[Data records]
______________________________
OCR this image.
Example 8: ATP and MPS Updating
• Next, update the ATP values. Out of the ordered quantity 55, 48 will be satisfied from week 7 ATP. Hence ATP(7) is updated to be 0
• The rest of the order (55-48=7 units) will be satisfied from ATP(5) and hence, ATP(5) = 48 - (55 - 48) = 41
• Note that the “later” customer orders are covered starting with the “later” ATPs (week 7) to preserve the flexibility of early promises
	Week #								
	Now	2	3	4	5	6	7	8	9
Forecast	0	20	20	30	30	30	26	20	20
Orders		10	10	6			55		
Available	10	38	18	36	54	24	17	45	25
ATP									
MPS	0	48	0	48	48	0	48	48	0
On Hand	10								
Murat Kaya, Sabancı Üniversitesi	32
______________________________
- Task statement:
Show the lines of the records that contain the word "from".

- Task output:
• Next, update the ATP values. Out of the ordered quantity 55, 48 will be satisfied from week 7 ATP. Hence ATP(7) is updated to be 0
• The rest of the order (55-48=7 units) will be satisfied from ATP(5) and hence, ATP(5) = 48 - (55 - 48) = 41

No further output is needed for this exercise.